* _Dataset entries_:
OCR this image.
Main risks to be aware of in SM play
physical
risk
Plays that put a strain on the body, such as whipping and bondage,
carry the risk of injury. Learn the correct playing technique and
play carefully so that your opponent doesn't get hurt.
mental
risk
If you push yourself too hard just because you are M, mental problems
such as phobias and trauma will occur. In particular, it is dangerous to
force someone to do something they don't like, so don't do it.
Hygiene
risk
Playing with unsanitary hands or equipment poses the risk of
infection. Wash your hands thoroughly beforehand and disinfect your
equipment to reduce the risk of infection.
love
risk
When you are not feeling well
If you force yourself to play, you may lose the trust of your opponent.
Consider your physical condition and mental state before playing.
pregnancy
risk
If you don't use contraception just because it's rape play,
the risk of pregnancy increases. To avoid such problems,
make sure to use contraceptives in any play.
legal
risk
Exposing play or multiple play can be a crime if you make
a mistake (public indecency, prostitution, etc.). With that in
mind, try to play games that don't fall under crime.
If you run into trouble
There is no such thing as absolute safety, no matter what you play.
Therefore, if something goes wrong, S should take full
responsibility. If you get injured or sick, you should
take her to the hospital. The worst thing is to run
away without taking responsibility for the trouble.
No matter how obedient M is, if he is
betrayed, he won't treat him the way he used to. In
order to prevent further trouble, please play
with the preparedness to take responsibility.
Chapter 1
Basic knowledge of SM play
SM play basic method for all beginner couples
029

* _Exercise goal_:
Report how many lines contain "problems". Give nothing but the number.

* _Correct answer_:
2